[BEGIN Data records]

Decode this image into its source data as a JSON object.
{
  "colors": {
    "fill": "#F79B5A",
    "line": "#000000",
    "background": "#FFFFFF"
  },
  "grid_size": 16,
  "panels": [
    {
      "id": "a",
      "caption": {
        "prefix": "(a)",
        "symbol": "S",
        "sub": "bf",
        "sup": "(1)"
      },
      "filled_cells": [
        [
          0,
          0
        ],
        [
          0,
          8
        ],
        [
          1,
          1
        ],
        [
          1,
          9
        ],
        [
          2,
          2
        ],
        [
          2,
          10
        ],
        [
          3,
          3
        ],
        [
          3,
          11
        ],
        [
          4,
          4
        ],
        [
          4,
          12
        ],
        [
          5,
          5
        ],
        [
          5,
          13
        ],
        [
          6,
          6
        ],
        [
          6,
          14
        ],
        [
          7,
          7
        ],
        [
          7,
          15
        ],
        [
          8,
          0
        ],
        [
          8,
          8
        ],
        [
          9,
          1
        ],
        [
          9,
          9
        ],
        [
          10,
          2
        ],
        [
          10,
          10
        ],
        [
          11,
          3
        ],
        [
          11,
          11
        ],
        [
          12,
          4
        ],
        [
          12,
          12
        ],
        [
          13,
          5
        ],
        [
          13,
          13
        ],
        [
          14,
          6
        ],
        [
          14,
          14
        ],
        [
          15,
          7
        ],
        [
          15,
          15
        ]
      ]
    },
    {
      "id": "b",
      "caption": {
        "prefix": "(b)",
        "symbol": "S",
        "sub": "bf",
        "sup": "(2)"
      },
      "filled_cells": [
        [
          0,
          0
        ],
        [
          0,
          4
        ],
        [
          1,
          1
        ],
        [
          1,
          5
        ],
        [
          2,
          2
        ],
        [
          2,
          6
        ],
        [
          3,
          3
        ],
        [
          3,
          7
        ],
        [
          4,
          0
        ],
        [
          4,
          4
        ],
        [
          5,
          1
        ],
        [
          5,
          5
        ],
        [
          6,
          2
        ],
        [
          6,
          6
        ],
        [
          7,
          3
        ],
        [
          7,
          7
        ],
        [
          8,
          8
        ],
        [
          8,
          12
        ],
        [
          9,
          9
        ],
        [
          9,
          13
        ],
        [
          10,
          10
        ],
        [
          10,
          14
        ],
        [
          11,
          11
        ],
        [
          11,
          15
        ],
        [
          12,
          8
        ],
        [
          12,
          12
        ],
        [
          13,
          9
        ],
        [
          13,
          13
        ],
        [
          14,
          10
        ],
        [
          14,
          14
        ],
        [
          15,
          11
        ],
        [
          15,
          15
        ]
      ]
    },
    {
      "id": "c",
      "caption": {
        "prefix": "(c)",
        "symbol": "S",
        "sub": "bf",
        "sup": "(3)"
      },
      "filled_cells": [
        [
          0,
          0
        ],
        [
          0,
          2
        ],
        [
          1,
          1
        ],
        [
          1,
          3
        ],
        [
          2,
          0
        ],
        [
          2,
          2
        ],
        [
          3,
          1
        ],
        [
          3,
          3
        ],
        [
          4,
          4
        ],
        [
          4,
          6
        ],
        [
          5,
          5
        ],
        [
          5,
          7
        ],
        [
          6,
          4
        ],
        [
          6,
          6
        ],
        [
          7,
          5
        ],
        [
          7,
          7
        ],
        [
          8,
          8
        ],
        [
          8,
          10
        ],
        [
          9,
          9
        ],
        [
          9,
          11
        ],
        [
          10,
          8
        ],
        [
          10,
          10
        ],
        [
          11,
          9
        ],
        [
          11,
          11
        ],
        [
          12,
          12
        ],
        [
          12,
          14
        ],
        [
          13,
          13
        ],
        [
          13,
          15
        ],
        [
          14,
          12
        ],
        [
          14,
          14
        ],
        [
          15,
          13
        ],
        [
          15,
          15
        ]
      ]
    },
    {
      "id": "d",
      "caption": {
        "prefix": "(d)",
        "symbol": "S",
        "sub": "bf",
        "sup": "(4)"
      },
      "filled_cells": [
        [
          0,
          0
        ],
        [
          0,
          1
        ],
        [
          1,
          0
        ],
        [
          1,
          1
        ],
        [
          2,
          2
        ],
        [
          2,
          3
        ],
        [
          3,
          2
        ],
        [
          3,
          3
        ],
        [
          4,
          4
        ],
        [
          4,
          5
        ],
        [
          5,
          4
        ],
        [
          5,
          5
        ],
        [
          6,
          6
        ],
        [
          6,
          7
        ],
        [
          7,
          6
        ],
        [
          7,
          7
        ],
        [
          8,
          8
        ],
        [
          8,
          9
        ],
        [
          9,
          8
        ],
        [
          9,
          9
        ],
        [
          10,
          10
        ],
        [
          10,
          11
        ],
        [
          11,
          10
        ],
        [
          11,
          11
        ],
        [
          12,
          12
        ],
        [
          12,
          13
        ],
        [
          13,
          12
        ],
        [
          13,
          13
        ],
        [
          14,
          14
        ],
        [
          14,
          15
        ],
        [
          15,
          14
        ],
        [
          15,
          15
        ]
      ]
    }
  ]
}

[END Data records]

Directive: Reproduce each entry above exactly, keeping every word.

Written solution:
Decode this image into its source data as a JSON object.
{
  "colors": {
    "fill": "#F79B5A",
    "line": "#000000",
    "background": "#FFFFFF"
  },
  "grid_size": 16,
  "panels": [
    {
      "id": "a",
      "caption": {
        "prefix": "(a)",
        "symbol": "S",
        "sub": "bf",
        "sup": "(1)"
      },
      "filled_cells": [
        [
          0,
          0
        ],
        [
          0,
          8
        ],
        [
          1,
          1
        ],
        [
          1,
          9
        ],
        [
          2,
          2
        ],
        [
          2,
          10
        ],
        [
          3,
          3
        ],
        [
          3,
          11
        ],
        [
          4,
          4
        ],
        [
          4,
          12
        ],
        [
          5,
          5
        ],
        [
          5,
          13
        ],
        [
          6,
          6
        ],
        [
          6,
          14
        ],
        [
          7,
          7
        ],
        [
          7,
          15
        ],
        [
          8,
          0
        ],
        [
          8,
          8
        ],
        [
          9,
          1
        ],
        [
          9,
          9
        ],
        [
          10,
          2
        ],
        [
          10,
          10
        ],
        [
          11,
          3
        ],
        [
          11,
          11
        ],
        [
          12,
          4
        ],
        [
          12,
          12
        ],
        [
          13,
          5
        ],
        [
          13,
          13
        ],
        [
          14,
          6
        ],
        [
          14,
          14
        ],
        [
          15,
          7
        ],
        [
          15,
          15
        ]
      ]
    },
    {
      "id": "b",
      "caption": {
        "prefix": "(b)",
        "symbol": "S",
        "sub": "bf",
        "sup": "(2)"
      },
      "filled_cells": [
        [
          0,
          0
        ],
        [
          0,
          4
        ],
        [
          1,
          1
        ],
        [
          1,
          5
        ],
        [
          2,
          2
        ],
        [
          2,
          6
        ],
        [
          3,
          3
        ],
        [
          3,
          7
        ],
        [
          4,
          0
        ],
        [
          4,
          4
        ],
        [
          5,
          1
        ],
        [
          5,
          5
        ],
        [
          6,
          2
        ],
        [
          6,
          6
        ],
        [
          7,
          3
        ],
        [
          7,
          7
        ],
        [
          8,
          8
        ],
        [
          8,
          12
        ],
        [
          9,
          9
        ],
        [
          9,
          13
        ],
        [
          10,
          10
        ],
        [
          10,
          14
        ],
        [
          11,
          11
        ],
        [
          11,
          15
        ],
        [
          12,
          8
        ],
        [
          12,
          12
        ],
        [
          13,
          9
        ],
        [
          13,
          13
        ],
        [
          14,
          10
        ],
        [
          14,
          14
        ],
        [
          15,
          11
        ],
        [
          15,
          15
        ]
      ]
    },
    {
      "id": "c",
      "caption": {
        "prefix": "(c)",
        "symbol": "S",
        "sub": "bf",
        "sup": "(3)"
      },
      "filled_cells": [
        [
          0,
          0
        ],
        [
          0,
          2
        ],
        [
          1,
          1
        ],
        [
          1,
          3
        ],
        [
          2,
          0
        ],
        [
          2,
          2
        ],
        [
          3,
          1
        ],
        [
          3,
          3
        ],
        [
          4,
          4
        ],
        [
          4,
          6
        ],
        [
          5,
          5
        ],
        [
          5,
          7
        ],
        [
          6,
          4
        ],
        [
          6,
          6
        ],
        [
          7,
          5
        ],
        [
          7,
          7
        ],
        [
          8,
          8
        ],
        [
          8,
          10
        ],
        [
          9,
          9
        ],
        [
          9,
          11
        ],
        [
          10,
          8
        ],
        [
          10,
          10
        ],
        [
          11,
          9
        ],
        [
          11,
          11
        ],
        [
          12,
          12
        ],
        [
          12,
          14
        ],
        [
          13,
          13
        ],
        [
          13,
          15
        ],
        [
          14,
          12
        ],
        [
          14,
          14
        ],
        [
          15,
          13
        ],
        [
          15,
          15
        ]
      ]
    },
    {
      "id": "d",
      "caption": {
        "prefix": "(d)",
        "symbol": "S",
        "sub": "bf",
        "sup": "(4)"
      },
      "filled_cells": [
        [
          0,
          0
        ],
        [
          0,
          1
        ],
        [
          1,
          0
        ],
        [
          1,
          1
        ],
        [
          2,
          2
        ],
        [
          2,
          3
        ],
        [
          3,
          2
        ],
        [
          3,
          3
        ],
        [
          4,
          4
        ],
        [
          4,
          5
        ],
        [
          5,
          4
        ],
        [
          5,
          5
        ],
        [
          6,
          6
        ],
        [
          6,
          7
        ],
        [
          7,
          6
        ],
        [
          7,
          7
        ],
        [
          8,
          8
        ],
        [
          8,
          9
        ],
        [
          9,
          8
        ],
        [
          9,
          9
        ],
        [
          10,
          10
        ],
        [
          10,
          11
        ],
        [
          11,
          10
        ],
        [
          11,
          11
        ],
        [
          12,
          12
        ],
        [
          12,
          13
        ],
        [
          13,
          12
        ],
        [
          13,
          13
        ],
        [
          14,
          14
        ],
        [
          14,
          15
        ],
        [
          15,
          14
        ],
        [
          15,
          15
        ]
      ]
    }
  ]
}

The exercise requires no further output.